— Start —
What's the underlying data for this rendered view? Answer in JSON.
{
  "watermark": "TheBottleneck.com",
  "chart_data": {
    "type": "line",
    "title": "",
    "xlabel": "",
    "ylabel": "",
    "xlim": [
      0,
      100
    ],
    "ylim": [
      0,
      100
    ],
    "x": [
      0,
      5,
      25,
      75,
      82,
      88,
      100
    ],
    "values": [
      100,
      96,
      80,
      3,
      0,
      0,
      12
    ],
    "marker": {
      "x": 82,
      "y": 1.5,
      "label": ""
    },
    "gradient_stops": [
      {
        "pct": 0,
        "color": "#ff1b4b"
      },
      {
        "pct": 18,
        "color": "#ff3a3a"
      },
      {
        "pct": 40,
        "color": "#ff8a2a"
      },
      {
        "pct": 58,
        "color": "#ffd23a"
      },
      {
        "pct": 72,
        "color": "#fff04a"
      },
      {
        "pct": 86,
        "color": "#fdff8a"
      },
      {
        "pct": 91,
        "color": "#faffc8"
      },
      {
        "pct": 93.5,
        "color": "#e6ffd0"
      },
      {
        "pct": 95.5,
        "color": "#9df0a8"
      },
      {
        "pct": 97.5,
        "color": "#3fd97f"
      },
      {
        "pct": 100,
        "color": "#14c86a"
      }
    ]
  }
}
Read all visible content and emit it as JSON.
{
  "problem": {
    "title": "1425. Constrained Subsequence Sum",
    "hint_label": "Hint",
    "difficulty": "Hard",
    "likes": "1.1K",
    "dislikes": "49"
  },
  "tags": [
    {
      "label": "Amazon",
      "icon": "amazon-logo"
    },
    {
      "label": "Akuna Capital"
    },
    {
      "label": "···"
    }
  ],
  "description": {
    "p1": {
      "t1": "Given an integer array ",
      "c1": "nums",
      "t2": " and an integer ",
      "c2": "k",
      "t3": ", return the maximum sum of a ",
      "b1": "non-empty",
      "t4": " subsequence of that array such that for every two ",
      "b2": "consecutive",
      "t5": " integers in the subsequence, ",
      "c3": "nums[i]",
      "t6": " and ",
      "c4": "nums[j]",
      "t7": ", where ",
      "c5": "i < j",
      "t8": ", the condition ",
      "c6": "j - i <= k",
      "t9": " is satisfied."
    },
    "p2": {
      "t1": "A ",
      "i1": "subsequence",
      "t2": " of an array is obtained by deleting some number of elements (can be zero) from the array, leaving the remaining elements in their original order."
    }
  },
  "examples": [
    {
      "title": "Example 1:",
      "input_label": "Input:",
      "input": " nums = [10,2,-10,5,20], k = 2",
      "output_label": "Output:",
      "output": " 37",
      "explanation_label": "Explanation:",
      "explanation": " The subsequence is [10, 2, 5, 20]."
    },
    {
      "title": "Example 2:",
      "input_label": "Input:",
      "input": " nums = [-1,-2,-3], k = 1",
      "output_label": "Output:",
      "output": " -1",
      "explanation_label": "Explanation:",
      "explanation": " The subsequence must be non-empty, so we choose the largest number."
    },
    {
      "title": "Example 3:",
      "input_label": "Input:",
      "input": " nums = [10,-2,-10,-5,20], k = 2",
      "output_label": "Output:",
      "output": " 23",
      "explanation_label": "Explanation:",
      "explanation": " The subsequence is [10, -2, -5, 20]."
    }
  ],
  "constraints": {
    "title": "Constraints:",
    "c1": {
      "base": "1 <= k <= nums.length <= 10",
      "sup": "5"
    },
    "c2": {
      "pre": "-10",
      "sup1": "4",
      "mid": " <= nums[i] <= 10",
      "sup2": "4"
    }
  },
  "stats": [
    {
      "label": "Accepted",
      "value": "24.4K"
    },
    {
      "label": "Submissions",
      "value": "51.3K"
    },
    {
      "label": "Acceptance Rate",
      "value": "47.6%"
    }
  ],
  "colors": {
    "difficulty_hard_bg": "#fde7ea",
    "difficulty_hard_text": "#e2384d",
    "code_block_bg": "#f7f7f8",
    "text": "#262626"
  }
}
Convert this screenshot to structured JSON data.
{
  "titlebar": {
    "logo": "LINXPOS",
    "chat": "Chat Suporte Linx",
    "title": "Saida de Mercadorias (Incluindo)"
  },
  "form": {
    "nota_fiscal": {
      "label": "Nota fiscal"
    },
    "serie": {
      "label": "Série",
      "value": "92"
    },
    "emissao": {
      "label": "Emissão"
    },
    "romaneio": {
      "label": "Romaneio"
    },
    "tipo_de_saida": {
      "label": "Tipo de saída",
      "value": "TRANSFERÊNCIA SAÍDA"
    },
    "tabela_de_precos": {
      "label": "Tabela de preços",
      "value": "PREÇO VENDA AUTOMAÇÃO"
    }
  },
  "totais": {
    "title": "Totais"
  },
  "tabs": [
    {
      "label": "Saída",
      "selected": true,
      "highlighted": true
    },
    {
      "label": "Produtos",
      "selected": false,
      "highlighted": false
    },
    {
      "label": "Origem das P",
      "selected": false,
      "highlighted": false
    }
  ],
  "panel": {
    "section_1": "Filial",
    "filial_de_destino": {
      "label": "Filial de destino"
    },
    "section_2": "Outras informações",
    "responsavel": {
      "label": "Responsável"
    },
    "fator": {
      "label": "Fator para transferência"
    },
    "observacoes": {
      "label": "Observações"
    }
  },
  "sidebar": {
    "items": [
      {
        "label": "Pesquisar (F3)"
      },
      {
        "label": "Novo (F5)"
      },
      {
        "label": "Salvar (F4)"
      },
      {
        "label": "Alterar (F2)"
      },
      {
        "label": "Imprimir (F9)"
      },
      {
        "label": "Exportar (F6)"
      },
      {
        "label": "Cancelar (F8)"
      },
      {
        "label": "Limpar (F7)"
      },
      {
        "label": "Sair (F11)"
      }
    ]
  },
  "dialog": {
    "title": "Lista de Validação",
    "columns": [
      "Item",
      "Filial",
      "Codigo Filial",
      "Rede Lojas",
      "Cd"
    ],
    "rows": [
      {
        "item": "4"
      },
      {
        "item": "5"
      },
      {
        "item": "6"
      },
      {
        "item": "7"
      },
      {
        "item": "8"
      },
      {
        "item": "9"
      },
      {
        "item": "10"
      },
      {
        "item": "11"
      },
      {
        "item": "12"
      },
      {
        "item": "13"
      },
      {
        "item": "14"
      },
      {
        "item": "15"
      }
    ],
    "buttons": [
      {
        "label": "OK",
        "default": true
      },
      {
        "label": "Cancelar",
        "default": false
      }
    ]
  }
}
— End —
## Task
Search the data above for the string "empty" and copy each line that has it.

## Complete response
      "b1": "non-empty",
      "explanation": " The subsequence must be non-empty, so we choose the largest number."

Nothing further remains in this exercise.